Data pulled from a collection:
......
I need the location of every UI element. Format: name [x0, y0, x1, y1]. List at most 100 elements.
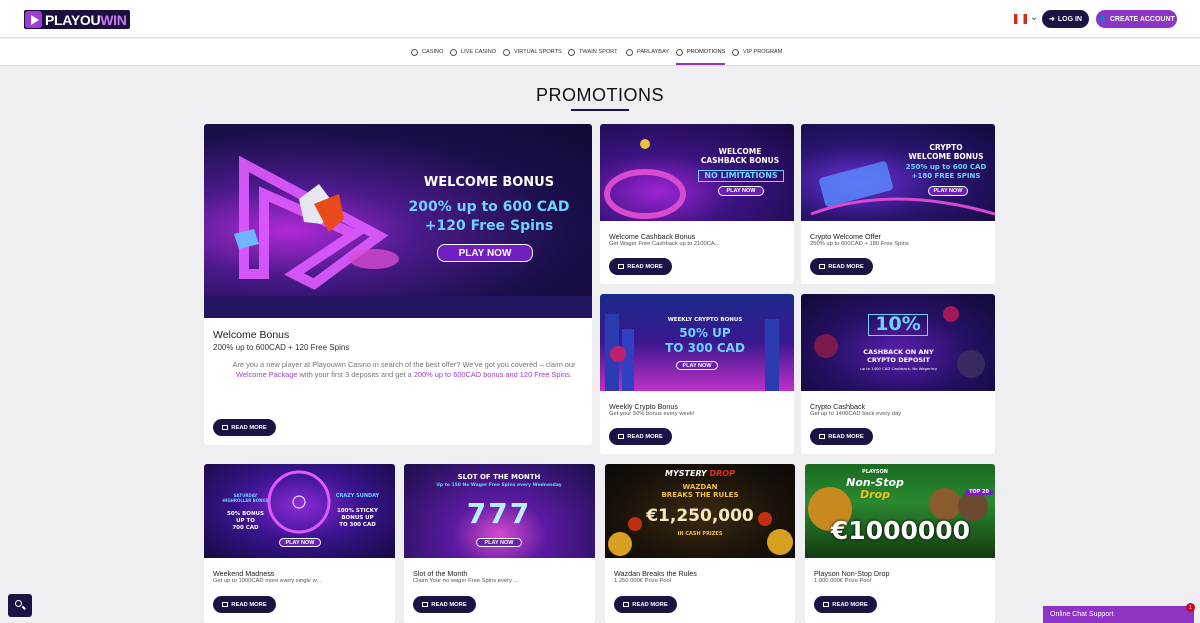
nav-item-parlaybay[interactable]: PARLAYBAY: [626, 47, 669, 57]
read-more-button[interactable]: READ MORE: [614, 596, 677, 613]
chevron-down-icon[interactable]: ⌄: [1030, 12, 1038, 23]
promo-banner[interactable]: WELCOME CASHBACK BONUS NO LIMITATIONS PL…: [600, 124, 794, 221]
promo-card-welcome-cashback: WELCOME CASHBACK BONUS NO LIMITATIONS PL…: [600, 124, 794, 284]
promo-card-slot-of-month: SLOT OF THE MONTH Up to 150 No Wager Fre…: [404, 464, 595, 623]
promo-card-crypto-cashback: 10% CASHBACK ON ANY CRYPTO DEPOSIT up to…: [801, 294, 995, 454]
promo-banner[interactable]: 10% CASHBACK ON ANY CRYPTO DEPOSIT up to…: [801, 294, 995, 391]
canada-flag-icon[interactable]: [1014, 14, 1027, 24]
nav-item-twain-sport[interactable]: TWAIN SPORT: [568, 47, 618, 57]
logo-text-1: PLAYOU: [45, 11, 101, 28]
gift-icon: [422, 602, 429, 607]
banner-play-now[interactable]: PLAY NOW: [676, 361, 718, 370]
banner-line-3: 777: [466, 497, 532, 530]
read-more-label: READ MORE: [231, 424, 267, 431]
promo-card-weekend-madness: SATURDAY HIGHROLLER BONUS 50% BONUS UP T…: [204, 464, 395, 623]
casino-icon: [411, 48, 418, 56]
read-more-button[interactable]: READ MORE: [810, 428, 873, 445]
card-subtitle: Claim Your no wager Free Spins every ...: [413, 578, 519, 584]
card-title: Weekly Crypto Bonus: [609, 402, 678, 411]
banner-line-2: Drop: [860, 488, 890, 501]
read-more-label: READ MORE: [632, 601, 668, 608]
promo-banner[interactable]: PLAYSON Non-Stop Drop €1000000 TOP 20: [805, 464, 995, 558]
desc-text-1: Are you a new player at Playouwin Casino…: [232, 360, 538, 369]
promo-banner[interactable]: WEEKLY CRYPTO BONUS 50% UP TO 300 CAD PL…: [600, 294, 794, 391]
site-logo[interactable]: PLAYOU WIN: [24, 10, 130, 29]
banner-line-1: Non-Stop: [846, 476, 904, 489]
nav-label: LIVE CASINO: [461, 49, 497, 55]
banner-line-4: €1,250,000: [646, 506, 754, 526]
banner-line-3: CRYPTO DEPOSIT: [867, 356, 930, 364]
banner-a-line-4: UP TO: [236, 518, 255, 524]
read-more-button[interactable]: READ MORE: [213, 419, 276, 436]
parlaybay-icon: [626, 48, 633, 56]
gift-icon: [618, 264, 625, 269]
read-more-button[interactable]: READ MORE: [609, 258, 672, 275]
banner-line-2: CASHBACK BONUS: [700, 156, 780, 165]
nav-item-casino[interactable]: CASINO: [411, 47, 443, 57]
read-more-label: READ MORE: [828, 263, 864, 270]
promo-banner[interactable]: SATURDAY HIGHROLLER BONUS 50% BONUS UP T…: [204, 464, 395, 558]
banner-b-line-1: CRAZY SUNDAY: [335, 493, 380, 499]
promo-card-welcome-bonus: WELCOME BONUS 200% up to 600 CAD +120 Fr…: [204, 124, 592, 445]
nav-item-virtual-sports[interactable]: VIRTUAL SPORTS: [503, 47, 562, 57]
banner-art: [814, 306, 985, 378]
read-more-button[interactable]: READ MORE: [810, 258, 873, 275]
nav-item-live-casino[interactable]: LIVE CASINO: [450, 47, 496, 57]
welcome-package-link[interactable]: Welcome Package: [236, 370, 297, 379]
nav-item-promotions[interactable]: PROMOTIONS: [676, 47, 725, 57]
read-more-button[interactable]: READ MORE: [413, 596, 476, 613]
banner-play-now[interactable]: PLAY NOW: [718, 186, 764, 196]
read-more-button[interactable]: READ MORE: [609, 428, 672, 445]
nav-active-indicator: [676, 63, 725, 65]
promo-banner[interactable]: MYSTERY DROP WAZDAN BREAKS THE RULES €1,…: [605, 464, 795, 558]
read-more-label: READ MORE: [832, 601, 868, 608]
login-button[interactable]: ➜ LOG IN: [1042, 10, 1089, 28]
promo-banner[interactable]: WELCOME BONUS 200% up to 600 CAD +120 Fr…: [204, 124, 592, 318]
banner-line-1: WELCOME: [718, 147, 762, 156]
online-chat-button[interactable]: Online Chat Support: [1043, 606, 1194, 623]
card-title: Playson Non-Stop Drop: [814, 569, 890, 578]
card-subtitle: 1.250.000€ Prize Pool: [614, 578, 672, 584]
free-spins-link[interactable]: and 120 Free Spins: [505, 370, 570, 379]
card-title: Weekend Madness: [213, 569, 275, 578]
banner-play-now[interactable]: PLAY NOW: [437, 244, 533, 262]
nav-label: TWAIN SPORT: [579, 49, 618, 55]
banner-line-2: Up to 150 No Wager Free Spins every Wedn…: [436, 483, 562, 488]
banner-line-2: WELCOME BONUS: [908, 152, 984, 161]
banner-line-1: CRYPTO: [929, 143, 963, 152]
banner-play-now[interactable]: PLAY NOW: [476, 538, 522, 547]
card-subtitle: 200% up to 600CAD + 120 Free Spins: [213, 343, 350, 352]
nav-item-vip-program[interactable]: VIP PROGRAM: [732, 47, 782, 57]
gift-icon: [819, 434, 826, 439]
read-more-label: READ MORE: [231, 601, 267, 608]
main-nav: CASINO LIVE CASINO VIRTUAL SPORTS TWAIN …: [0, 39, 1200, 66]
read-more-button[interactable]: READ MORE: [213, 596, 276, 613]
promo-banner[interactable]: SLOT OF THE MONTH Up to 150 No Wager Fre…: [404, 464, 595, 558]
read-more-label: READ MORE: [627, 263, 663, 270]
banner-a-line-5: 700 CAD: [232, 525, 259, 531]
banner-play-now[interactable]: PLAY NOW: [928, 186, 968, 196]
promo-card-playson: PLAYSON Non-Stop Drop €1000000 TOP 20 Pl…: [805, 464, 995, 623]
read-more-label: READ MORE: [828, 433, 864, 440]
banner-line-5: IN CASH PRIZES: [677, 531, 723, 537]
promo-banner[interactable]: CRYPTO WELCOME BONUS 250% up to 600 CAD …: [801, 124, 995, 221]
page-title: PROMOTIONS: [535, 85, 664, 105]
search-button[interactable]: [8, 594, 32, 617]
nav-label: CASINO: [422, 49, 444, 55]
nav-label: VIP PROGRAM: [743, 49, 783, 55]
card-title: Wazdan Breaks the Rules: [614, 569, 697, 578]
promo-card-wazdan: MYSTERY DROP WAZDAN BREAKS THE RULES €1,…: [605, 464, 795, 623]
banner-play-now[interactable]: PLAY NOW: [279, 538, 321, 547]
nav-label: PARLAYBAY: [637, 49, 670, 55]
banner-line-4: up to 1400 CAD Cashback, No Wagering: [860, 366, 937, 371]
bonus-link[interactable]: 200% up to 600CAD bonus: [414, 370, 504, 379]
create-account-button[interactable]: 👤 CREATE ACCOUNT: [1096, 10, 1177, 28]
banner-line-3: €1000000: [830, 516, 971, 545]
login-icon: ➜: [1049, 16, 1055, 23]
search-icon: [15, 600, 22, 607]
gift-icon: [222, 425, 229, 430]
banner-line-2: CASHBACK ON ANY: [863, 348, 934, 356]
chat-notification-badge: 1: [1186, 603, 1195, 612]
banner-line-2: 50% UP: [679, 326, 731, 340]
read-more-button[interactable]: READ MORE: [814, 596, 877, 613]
......
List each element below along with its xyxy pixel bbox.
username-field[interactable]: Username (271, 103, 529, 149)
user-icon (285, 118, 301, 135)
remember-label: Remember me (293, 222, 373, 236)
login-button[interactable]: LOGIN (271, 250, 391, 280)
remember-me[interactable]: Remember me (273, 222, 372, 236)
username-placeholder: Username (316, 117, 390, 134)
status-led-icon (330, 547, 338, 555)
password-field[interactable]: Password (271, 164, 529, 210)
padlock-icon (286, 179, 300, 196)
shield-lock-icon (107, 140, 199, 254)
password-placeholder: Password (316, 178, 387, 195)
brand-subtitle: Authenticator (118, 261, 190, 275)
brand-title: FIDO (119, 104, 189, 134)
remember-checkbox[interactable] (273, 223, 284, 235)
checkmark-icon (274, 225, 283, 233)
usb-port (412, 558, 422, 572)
......
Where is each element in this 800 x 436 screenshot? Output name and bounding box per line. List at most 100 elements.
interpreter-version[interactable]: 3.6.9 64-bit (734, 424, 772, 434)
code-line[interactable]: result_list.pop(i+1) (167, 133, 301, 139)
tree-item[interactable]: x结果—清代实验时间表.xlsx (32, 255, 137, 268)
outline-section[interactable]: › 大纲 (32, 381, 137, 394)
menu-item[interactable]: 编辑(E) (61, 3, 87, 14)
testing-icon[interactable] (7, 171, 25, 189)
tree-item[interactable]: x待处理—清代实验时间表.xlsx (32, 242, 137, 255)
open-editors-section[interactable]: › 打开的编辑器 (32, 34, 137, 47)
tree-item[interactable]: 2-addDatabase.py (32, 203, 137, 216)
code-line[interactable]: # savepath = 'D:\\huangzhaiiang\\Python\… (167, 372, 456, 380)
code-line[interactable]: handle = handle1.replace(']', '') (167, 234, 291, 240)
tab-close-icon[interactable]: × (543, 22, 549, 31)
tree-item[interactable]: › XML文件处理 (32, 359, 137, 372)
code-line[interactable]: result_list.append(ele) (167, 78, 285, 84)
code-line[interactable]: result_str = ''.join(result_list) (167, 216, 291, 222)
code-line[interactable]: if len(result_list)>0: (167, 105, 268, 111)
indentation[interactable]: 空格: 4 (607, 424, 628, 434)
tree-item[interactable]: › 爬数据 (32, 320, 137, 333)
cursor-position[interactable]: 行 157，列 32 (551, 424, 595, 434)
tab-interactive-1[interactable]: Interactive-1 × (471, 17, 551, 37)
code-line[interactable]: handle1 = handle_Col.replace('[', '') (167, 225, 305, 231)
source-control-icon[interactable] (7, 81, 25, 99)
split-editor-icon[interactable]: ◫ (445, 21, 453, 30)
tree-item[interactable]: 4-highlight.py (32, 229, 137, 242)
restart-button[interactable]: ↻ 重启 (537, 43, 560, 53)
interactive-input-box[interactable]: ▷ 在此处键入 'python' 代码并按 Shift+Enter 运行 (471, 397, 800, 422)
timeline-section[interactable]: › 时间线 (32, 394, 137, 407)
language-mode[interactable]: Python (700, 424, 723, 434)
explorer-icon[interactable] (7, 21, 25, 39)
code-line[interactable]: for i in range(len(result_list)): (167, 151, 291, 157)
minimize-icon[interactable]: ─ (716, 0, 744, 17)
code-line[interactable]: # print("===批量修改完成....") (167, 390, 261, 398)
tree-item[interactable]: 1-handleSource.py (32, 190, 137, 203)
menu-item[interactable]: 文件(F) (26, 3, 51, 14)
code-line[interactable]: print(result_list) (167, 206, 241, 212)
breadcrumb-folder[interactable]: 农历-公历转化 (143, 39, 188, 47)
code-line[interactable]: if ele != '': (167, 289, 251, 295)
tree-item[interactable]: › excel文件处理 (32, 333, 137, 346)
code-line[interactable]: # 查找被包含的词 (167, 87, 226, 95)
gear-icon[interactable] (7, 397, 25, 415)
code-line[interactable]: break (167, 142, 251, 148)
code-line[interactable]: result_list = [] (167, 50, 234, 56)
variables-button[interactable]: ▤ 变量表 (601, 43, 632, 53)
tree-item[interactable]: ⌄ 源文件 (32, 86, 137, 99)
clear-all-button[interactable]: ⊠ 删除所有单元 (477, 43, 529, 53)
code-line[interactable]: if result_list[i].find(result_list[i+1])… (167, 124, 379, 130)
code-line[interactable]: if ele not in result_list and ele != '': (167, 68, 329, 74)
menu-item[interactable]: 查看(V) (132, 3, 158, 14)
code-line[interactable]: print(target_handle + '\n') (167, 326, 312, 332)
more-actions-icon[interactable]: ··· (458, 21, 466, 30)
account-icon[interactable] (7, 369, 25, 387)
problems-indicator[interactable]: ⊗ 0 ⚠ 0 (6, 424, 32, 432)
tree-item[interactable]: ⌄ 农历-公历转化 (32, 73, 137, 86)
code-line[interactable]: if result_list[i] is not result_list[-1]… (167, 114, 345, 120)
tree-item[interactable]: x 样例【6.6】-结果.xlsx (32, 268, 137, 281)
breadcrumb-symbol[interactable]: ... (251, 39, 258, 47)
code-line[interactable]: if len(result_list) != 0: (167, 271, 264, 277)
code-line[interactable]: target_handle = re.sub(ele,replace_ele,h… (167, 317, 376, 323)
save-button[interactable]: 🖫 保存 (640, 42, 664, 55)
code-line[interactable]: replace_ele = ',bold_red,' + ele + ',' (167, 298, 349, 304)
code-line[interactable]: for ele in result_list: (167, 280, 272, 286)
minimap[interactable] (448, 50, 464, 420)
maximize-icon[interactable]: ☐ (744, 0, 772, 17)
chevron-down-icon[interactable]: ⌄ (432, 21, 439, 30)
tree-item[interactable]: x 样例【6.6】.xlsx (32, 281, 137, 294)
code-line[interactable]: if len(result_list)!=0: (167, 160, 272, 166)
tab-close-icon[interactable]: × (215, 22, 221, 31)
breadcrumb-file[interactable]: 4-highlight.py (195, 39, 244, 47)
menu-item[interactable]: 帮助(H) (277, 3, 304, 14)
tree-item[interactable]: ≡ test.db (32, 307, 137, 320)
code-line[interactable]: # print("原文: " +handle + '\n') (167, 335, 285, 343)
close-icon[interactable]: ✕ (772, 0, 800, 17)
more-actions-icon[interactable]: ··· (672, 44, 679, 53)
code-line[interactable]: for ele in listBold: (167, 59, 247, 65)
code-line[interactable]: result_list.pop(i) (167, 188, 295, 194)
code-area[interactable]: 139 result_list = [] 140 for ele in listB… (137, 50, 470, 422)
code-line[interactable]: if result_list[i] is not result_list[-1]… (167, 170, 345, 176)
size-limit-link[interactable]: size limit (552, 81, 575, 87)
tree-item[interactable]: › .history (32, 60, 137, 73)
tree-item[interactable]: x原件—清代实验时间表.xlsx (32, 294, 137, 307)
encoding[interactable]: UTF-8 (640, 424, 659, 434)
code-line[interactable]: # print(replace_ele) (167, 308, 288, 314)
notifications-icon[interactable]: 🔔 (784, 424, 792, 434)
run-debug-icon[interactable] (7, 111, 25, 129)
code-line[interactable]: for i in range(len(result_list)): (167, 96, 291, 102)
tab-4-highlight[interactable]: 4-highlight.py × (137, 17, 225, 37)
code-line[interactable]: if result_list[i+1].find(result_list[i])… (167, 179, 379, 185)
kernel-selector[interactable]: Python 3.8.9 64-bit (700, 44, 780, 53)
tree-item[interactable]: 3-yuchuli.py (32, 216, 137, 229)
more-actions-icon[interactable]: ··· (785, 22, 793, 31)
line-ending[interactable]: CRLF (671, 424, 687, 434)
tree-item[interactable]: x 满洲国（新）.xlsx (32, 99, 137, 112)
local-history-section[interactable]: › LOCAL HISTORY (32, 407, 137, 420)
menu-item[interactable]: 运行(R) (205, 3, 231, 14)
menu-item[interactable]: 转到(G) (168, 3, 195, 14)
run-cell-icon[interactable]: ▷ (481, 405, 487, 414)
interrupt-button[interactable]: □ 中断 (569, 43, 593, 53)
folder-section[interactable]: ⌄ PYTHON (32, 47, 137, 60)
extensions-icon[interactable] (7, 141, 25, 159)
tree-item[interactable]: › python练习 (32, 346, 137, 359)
......
» AIM
Can you reproduce, word for word, the stretch of the data above from the line containing "nav-item-parlaybay[interactable]: PARLAYBAY: [626, 47, 669, 57]" through the line containing "promo-banner[interactable]: 10% CASHBACK"?

» REPLY TO THE TASK
nav-item-parlaybay[interactable]: PARLAYBAY: [626, 47, 669, 57]
read-more-button[interactable]: READ MORE: [614, 596, 677, 613]
chevron-down-icon[interactable]: ⌄: [1030, 12, 1038, 23]
promo-banner[interactable]: WELCOME CASHBACK BONUS NO LIMITATIONS PL…: [600, 124, 794, 221]
promo-card-welcome-cashback: WELCOME CASHBACK BONUS NO LIMITATIONS PL…: [600, 124, 794, 284]
promo-card-slot-of-month: SLOT OF THE MONTH Up to 150 No Wager Fre…: [404, 464, 595, 623]
promo-card-crypto-cashback: 10% CASHBACK ON ANY CRYPTO DEPOSIT up to…: [801, 294, 995, 454]
promo-banner[interactable]: 10% CASHBACK ON ANY CRYPTO DEPOSIT up to…: [801, 294, 995, 391]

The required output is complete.